WHAT YOU WILL DO: Pick every line from the data that holds the word "Singh".

INPUT:
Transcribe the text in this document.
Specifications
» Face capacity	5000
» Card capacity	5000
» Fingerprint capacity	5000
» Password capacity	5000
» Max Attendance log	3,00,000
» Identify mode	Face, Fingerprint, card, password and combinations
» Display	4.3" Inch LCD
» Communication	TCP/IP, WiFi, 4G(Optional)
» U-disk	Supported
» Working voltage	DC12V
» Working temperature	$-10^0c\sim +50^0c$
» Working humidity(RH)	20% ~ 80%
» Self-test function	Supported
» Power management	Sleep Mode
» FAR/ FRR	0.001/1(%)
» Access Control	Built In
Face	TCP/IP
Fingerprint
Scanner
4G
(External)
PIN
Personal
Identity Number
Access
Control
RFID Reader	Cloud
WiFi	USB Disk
---
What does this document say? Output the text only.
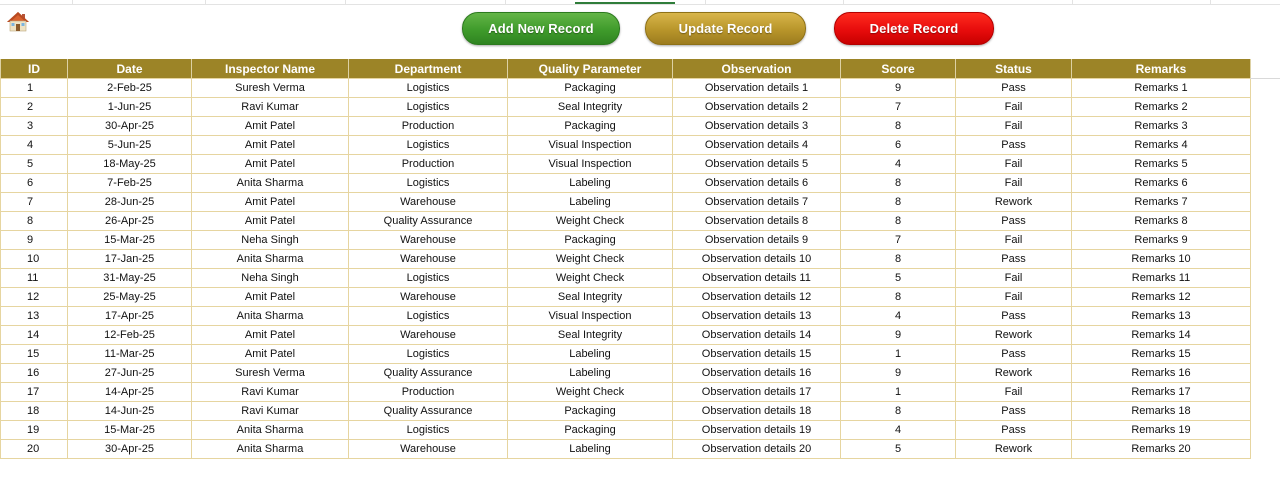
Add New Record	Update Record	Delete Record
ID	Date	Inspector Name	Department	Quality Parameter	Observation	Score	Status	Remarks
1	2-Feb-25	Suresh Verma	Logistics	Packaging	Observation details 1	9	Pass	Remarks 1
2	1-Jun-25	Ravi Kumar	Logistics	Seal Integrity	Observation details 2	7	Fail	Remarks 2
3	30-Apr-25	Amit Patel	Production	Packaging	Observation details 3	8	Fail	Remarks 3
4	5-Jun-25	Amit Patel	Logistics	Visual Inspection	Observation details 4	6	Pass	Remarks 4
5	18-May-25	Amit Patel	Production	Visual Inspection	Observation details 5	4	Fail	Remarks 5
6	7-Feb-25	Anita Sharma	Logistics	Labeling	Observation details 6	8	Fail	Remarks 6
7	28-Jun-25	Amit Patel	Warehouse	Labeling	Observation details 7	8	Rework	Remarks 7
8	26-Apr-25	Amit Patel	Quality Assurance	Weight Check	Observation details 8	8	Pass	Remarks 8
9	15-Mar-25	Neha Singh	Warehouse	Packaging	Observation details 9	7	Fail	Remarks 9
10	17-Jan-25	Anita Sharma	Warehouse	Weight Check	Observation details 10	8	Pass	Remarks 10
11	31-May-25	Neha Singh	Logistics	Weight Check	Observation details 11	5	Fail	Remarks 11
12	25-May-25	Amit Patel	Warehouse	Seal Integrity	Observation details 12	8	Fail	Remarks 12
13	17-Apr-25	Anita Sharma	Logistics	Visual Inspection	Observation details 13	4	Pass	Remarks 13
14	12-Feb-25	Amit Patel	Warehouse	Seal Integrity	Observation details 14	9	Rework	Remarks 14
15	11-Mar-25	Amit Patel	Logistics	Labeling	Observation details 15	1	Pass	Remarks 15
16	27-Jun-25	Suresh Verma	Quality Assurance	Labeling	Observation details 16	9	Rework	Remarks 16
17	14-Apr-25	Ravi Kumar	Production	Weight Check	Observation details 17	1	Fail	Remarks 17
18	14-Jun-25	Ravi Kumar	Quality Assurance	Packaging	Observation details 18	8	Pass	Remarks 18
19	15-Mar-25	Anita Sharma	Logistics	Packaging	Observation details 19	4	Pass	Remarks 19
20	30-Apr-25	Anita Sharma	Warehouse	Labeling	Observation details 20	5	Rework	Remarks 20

SOLUTION:
9	15-Mar-25	Neha Singh	Warehouse	Packaging	Observation details 9	7	Fail	Remarks 9
11	31-May-25	Neha Singh	Logistics	Weight Check	Observation details 11	5	Fail	Remarks 11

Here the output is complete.